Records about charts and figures
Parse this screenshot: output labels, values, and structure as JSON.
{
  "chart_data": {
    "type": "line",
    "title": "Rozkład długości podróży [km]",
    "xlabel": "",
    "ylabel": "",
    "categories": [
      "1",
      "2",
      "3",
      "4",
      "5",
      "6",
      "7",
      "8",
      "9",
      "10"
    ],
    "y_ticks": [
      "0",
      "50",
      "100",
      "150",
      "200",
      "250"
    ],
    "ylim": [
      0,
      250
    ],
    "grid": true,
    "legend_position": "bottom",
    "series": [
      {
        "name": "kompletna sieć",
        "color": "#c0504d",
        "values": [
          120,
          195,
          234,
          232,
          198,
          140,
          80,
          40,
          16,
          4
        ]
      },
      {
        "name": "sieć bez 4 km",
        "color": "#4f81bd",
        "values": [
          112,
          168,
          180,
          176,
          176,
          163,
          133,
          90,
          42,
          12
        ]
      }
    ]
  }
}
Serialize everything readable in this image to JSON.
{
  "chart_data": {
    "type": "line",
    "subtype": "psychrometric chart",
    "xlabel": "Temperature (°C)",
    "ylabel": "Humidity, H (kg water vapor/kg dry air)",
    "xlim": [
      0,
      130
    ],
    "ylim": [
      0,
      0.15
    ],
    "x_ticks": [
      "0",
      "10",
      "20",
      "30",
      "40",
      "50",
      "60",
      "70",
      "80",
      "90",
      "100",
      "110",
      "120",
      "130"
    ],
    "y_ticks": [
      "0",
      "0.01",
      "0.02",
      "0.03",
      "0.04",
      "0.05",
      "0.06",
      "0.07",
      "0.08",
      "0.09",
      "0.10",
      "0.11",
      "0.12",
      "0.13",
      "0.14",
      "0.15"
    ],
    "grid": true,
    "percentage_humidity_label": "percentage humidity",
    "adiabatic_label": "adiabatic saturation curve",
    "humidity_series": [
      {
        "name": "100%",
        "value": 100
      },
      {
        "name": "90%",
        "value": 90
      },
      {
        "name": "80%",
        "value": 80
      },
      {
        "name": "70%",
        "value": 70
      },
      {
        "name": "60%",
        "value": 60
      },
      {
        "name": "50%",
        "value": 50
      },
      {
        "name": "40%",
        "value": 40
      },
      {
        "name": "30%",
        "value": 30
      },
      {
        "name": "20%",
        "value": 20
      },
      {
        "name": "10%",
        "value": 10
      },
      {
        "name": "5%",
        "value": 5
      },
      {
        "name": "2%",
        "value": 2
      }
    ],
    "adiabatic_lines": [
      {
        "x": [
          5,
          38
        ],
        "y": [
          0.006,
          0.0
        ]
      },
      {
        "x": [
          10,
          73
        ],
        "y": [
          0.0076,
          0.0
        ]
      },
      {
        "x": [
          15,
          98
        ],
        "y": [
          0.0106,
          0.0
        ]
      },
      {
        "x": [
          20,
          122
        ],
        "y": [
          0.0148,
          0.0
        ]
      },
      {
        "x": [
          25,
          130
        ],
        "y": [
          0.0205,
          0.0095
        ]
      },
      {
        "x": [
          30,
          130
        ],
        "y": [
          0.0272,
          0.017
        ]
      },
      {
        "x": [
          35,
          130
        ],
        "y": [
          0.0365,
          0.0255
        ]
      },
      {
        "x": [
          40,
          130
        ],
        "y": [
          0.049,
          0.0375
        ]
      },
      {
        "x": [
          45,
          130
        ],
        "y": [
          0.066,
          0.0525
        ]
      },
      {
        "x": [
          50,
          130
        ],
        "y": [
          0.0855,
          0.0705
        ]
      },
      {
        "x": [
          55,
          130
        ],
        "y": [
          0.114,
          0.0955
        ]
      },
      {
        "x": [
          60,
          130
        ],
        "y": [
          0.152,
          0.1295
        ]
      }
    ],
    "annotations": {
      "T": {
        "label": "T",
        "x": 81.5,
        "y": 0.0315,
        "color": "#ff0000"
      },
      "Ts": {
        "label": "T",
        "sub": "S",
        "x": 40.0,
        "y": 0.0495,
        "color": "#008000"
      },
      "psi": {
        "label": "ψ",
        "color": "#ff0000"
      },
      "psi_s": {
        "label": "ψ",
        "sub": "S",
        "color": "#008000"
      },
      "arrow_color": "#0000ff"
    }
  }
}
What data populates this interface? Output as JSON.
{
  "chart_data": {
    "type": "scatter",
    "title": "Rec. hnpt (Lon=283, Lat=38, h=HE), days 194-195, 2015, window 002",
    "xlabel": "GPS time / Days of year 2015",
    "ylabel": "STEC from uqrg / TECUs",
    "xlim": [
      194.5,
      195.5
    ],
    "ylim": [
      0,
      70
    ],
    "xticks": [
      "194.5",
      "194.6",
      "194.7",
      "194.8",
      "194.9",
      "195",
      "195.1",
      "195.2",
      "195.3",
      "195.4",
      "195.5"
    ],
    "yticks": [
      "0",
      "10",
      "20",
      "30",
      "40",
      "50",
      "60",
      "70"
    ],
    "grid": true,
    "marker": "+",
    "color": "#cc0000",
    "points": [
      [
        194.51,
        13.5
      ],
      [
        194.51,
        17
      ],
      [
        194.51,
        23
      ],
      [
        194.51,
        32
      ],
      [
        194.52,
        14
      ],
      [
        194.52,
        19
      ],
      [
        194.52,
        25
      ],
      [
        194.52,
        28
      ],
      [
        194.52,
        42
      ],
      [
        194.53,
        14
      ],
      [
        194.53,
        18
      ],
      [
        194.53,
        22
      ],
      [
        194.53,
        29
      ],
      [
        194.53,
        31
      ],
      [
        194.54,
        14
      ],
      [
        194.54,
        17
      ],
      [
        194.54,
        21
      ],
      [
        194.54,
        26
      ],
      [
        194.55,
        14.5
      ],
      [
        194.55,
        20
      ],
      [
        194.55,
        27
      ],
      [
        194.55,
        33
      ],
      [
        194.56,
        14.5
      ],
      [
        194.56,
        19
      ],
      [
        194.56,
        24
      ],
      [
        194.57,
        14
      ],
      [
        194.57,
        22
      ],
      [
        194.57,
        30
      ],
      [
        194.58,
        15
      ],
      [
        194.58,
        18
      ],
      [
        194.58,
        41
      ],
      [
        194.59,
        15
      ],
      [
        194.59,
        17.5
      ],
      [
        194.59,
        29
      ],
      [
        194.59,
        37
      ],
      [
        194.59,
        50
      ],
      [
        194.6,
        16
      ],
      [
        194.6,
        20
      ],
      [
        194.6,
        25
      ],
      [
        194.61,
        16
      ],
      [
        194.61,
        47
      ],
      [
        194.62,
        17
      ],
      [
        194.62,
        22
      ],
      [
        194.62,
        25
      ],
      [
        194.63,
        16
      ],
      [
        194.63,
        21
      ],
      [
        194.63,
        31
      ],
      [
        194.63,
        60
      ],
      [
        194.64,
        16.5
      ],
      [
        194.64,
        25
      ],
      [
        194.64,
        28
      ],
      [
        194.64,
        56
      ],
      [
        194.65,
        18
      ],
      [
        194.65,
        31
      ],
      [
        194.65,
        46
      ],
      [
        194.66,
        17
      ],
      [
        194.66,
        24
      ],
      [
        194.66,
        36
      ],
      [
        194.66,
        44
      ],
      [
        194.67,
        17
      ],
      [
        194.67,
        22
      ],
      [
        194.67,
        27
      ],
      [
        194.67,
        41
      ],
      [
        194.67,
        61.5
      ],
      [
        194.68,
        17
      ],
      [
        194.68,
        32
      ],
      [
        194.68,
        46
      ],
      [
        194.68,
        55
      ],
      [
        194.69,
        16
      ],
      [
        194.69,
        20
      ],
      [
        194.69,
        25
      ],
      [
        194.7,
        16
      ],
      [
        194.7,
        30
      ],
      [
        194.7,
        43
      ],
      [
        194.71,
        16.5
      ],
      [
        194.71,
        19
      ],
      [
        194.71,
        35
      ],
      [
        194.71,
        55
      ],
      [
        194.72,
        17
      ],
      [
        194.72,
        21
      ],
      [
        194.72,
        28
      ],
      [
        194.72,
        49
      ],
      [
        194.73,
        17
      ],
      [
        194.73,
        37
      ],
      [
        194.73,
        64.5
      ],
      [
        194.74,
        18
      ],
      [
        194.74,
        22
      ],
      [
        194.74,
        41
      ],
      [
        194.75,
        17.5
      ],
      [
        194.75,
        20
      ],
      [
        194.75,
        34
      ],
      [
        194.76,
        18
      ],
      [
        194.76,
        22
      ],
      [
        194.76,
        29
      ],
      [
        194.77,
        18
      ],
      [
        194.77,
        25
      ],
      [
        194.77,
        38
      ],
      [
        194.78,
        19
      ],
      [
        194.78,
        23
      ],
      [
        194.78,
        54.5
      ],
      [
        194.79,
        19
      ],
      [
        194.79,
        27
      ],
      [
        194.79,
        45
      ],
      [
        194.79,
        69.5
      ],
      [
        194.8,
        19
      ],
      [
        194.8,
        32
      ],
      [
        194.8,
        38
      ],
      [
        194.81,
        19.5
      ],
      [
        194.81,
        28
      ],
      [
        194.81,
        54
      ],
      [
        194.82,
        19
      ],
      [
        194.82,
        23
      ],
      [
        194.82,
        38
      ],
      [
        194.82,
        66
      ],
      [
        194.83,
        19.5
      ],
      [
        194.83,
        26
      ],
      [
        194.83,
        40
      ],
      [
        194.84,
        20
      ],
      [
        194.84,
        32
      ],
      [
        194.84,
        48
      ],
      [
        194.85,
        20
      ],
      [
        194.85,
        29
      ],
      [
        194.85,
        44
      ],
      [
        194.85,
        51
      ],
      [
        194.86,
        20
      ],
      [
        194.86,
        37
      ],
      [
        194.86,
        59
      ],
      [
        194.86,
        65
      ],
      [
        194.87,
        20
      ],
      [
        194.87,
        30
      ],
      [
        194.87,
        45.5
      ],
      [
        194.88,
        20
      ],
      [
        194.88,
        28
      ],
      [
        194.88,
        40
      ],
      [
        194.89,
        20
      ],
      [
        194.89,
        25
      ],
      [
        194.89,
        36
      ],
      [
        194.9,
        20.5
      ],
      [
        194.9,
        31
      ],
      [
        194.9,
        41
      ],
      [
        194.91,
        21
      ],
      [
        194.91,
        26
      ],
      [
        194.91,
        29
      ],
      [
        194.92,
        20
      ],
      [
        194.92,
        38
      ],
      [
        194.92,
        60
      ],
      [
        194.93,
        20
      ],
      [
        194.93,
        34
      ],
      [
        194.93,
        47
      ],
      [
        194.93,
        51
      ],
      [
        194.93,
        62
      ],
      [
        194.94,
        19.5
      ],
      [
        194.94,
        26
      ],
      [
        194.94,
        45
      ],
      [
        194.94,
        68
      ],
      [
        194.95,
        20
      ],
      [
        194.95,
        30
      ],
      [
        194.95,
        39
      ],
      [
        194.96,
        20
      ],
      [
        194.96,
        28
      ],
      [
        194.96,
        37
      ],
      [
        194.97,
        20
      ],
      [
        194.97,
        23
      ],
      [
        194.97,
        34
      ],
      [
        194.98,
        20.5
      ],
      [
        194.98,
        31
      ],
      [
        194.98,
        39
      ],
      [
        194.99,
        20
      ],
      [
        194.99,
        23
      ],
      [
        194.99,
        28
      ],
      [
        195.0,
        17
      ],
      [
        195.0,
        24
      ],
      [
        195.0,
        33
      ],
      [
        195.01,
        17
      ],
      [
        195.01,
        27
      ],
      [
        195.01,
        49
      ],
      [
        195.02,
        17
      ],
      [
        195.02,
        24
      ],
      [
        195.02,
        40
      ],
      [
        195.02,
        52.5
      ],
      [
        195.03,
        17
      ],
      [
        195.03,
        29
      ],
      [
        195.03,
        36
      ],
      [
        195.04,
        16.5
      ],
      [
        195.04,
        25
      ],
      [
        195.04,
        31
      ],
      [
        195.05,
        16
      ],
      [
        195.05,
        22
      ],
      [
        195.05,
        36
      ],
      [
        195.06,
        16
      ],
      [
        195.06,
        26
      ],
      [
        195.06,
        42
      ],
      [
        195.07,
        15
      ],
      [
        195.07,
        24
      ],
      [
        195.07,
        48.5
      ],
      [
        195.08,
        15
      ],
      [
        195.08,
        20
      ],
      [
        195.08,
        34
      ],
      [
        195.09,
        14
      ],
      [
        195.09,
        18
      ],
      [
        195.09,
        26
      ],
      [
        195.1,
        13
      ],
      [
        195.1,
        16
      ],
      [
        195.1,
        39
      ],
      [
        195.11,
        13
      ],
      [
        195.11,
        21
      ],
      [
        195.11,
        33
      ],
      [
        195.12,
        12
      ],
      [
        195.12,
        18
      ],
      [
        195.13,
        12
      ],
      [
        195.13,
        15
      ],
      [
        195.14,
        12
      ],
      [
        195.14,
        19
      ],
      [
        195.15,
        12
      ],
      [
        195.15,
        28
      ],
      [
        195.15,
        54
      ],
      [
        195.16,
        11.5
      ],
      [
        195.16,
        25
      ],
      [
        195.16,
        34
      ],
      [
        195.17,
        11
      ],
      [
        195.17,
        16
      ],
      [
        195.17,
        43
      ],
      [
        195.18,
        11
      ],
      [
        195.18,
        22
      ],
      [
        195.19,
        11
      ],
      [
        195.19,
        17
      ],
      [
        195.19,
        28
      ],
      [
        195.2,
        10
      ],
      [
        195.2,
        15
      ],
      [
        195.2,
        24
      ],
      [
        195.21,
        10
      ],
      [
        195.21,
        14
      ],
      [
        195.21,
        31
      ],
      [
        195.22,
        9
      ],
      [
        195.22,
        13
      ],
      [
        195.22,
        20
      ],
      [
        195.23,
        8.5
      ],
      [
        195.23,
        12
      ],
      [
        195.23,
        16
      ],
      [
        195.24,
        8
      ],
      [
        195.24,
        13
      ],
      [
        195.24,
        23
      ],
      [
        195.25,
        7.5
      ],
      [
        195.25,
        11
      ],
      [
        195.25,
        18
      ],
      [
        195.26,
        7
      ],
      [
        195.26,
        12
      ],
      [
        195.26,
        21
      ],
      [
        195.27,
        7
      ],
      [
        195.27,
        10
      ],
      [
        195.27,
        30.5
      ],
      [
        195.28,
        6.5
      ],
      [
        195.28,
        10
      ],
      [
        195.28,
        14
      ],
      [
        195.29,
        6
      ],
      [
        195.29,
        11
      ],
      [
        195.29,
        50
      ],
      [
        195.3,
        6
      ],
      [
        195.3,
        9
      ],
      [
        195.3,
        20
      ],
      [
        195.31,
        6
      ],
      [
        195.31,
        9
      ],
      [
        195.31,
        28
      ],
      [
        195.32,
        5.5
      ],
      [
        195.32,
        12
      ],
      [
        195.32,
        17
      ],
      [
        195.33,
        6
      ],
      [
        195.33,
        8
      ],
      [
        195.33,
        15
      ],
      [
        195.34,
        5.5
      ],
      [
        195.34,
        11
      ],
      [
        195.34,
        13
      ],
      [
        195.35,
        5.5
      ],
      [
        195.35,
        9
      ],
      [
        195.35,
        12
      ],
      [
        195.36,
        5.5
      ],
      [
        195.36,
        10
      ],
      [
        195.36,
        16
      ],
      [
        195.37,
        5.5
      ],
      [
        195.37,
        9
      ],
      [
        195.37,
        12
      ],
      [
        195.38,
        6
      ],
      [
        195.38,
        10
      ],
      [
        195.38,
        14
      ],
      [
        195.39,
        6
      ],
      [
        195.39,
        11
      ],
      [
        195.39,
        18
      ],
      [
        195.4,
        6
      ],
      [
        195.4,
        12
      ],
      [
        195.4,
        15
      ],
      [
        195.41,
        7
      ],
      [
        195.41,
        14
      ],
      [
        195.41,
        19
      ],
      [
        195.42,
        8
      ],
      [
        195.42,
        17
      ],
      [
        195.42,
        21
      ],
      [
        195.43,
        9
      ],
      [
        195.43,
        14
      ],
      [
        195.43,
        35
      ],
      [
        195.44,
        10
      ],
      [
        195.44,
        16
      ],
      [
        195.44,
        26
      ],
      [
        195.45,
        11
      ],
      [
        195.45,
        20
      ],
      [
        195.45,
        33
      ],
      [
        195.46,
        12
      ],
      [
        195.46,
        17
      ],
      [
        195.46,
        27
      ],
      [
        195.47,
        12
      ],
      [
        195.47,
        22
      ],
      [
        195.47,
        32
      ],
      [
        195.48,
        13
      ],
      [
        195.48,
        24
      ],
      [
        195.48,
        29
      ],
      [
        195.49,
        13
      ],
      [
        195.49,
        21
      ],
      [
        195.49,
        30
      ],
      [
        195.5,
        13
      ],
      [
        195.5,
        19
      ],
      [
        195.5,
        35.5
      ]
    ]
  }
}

### DIRECTIONS FOR THIS TASK
Where a line in the material above holds "JSON", copy that line.

### TASK SOLUTION
Parse this screenshot: output labels, values, and structure as JSON.
Serialize everything readable in this image to JSON.
What data populates this interface? Output as JSON.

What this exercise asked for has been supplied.